** Exercise requirements **
Single out each line with the word "место" and copy it.

** Raw data **

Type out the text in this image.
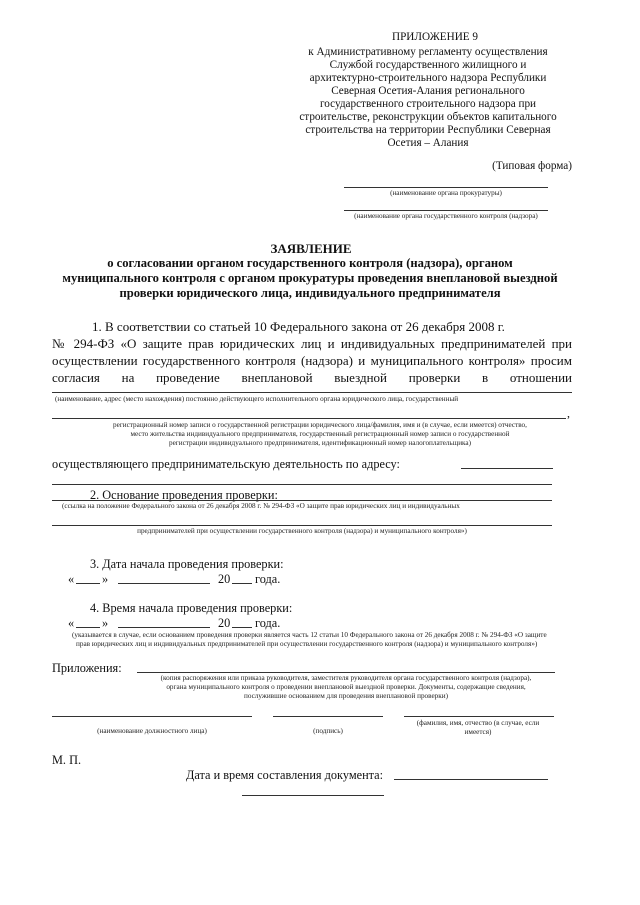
ПРИЛОЖЕНИЕ 9
к Административному регламенту осуществления
Службой государственного жилищного и
архитектурно-строительного надзора Республики
Северная Осетия-Алания регионального
государственного строительного надзора при
строительстве, реконструкции объектов капитального
строительства на территории Республики Северная
Осетия – Алания
(Типовая форма)
(наименование органа прокуратуры)
(наименование органа государственного контроля (надзора)
ЗАЯВЛЕНИЕ
о согласовании органом государственного контроля (надзора), органом
муниципального контроля с органом прокуратуры проведения внеплановой выездной
проверки юридического лица, индивидуального предпринимателя
1. В соответствии со статьей 10 Федерального закона от 26 декабря 2008 г.
№ 294-ФЗ «О защите прав юридических лиц и индивидуальных предпринимателей при
осуществлении государственного контроля (надзора) и муниципального контроля» просим
согласия на проведение внеплановой выездной проверки в отношении
(наименование, адрес (место нахождения) постоянно действующего исполнительного органа юридического лица, государственный
,
регистрационный номер записи о государственной регистрации юридического лица/фамилия, имя и (в случае, если имеется) отчество,
место жительства индивидуального предпринимателя, государственный регистрационный номер записи о государственной
регистрации индивидуального предпринимателя, идентификационный номер налогоплательщика)
осуществляющего предпринимательскую деятельность по адресу:
2. Основание проведения проверки:
(ссылка на положение Федерального закона от 26 декабря 2008 г. № 294-ФЗ «О защите прав юридических лиц и индивидуальных
предпринимателей при осуществлении государственного контроля (надзора) и муниципального контроля»)
3. Дата начала проведения проверки:
« »	20 года.
4. Время начала проведения проверки:
« »	20 года.
(указывается в случае, если основанием проведения проверки является часть 12 статьи 10 Федерального закона от 26 декабря 2008 г. № 294-ФЗ «О защите
прав юридических лиц и индивидуальных предпринимателей при осуществлении государственного контроля (надзора) и муниципального контроля»)
Приложения:
(копия распоряжения или приказа руководителя, заместителя руководителя органа государственного контроля (надзора),
органа муниципального контроля о проведении внеплановой выездной проверки. Документы, содержащие сведения,
послужившие основанием для проведения внеплановой проверки)
(наименование должностного лица)	(подпись)
(фамилия, имя, отчество (в случае, если имеется)
М. П.
Дата и время составления документа:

** Complete response **
(наименование, адрес (место нахождения) постоянно действующего исполнительного органа юридического лица, государственный
место жительства индивидуального предпринимателя, государственный регистрационный номер записи о государственной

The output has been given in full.